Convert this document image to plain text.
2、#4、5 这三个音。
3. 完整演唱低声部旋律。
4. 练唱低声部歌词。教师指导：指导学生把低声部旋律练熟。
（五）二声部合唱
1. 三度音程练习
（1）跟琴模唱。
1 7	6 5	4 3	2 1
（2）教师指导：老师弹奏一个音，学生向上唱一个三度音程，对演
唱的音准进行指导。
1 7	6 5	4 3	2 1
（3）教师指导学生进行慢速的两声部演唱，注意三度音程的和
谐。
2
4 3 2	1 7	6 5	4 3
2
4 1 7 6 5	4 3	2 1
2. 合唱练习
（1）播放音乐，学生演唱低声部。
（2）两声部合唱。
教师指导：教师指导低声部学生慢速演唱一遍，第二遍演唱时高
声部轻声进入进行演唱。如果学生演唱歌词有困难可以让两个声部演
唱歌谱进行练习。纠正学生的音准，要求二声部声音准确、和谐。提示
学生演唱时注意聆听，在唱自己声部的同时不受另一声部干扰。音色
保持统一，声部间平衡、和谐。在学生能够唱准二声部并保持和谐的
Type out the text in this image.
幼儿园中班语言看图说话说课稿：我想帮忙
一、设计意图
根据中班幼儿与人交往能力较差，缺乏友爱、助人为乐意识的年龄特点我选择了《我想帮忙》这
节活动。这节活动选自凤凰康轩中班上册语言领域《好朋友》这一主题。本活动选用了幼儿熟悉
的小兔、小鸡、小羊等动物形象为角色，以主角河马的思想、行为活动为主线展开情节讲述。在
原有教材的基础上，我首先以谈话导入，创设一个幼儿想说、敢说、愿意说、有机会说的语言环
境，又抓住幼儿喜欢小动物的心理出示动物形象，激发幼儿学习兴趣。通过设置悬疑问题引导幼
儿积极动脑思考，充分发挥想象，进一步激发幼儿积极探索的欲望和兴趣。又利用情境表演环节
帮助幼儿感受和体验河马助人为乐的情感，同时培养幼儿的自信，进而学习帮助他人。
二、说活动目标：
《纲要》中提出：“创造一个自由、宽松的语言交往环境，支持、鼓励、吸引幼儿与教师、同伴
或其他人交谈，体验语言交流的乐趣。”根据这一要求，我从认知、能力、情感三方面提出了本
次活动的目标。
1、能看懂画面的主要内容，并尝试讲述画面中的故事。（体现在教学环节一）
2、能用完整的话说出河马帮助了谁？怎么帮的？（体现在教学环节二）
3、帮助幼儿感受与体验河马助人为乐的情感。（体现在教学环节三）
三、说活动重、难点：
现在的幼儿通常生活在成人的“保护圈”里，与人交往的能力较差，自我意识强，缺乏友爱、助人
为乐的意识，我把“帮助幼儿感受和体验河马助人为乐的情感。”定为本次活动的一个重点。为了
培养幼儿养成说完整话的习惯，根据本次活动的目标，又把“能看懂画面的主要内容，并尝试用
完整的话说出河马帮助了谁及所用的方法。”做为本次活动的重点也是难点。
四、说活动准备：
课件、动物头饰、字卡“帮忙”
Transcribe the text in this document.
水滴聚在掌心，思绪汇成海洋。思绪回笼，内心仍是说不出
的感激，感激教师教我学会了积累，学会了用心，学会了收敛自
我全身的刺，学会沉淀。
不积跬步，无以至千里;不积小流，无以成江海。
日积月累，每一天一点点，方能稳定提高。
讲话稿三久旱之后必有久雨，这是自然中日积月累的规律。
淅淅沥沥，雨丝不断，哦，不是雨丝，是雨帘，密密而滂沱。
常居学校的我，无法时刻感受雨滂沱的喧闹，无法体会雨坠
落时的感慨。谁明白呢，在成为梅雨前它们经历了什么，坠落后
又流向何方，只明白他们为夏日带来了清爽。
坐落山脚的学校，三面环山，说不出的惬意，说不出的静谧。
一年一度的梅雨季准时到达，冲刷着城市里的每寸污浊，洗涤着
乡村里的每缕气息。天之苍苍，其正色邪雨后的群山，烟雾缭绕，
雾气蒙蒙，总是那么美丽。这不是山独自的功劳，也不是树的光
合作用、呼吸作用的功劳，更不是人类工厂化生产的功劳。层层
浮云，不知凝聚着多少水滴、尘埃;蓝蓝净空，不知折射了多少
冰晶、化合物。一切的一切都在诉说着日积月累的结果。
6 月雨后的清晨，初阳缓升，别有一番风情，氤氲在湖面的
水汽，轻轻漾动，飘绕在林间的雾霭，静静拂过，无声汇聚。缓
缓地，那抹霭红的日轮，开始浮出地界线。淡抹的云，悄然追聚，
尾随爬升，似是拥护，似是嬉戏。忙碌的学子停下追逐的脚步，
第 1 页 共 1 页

What this task involves: Of the lines above, how many contain the string "能看懂画面的主要内容"? Only the number is required.

Output for this task: 2